begin Reading text

When I got back to school in January, it felt like I had to break through a wall. Kind of when you’re trying to work out after weeks of just sitting at home. (Not that I’ve experienced this, but I thought, you know, some people might be able to relate.) That quarter I was only taking one studio class that was mostly self-directed. Sometimes assignments are obnoxious, but they do force you to create. It’s like easing back in. Like going to Zumba classes and being able to just follow the crowd instead of having to plan your whole workout. (I halfheartedly apologize for all these gym metaphors. I promise I’m not trying to guilt-trip anyone here.)

Anyway, my first piece in January was a collage. I did it because we were cutting and pasting paper in another class, and because I didn’t have to come into the studio to work on it. The amount of physical effort and technique that goes into a collage is almost nothing! Which was just what I needed when the assignment was due at the end of the week and I hadn’t started! Unfortunately there’s a lot of mental back-story to a collage.
One problem was that I had no baseline to work from. What makes a “good” collage, exactly? I didn’t know. But I was good at being analytical, remember? So I used a weird combination of intuition and analysis. I cut out images that interested me, just going off of the visual. It didn’t matter that pigs and swimmers’ legs and whipped cream off the top of a milkshake ad didn’t seem to relate. Except that they sort of did. Spread out on my couch and coffee table, I surrounded myself with cut-up bits of paper. A tip to aspiring collage-ists: Don’t make any sudden movements or else everything will blow away.

After I got into the swing of things – not letting my cut-out eyes and hamburgers and lips fly away – I tried to group them. Some configurations were awkward and ugly – even I could see that – but others might be good? I couldn’t tell.

I based these first few collages loosely on gender – something I’ve been exploring lately. Plus a Buddha, since I just liked the picture. In a sense, I had to throw any conceptual intent out the window. I didn’t try to communicate any specific message. As a result, these collages felt completely random, but I hoped that visually they could work.

end Reading text

— To do —
**1.** Using the collage essay, decide whether each statement agrees with it: (a) that quarter the writer took only one studio class; (b) the writer knew from the start what makes a good collage; (c) the first collages were meant to convey a specific message. Answer yes or no for each and quote the words that decide it.
**2.** Please return the stretch of the collage essay from "One problem was" through "will blow away.", copied word for word.
The material after this point comes from a different source.

begin Information shown

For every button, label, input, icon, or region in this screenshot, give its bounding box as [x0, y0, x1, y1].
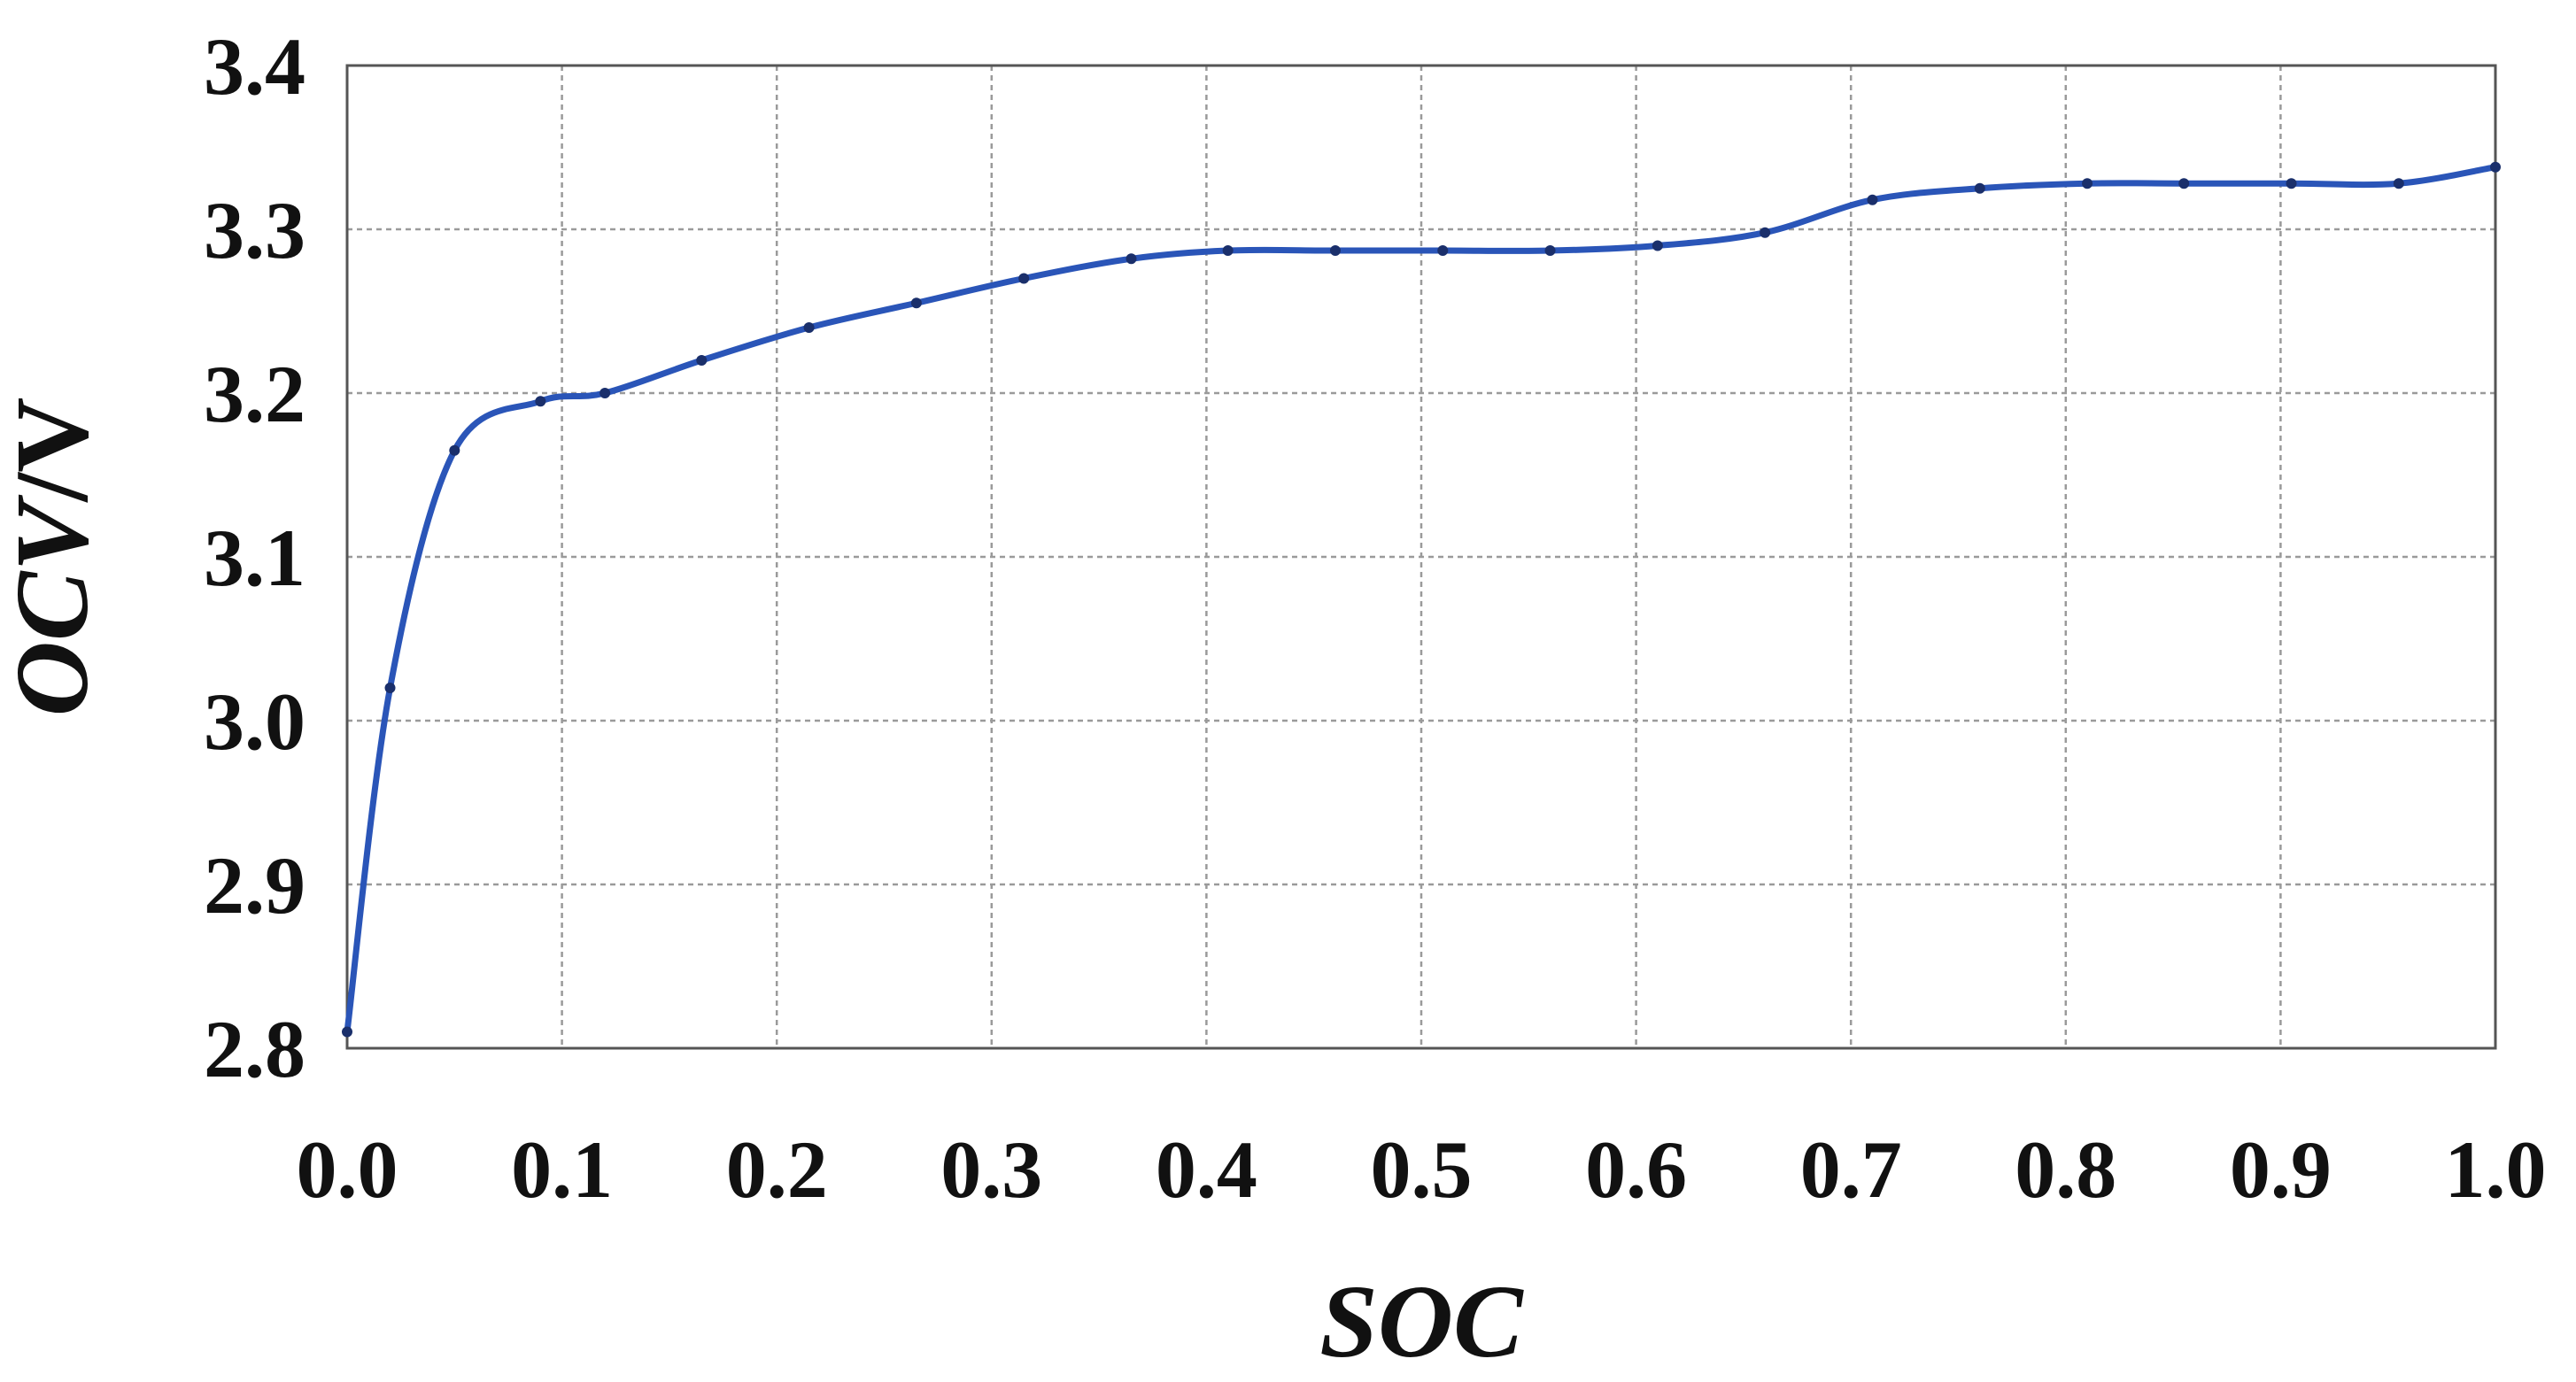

end Information shown

— Solutions by task —
**1.**
(a) Yes: "That quarter I was only taking one studio class that was mostly self-directed."
(b) No: "What makes a “good” collage, exactly? I didn’t know."
(c) No: "I didn’t try to communicate any specific message."

**2.**
One problem was that I had no baseline to work from. What makes a “good” collage, exactly? I didn’t know. But I was good at being analytical, remember? So I used a weird combination of intuition and analysis. I cut out images that interested me, just going off of the visual. It didn’t matter that pigs and swimmers’ legs and whipped cream off the top of a milkshake ad didn’t seem to relate. Except that they sort of did. Spread out on my couch and coffee table, I surrounded myself with cut-up bits of paper. A tip to aspiring collage-ists: Don’t make any sudden movements or else everything will blow away.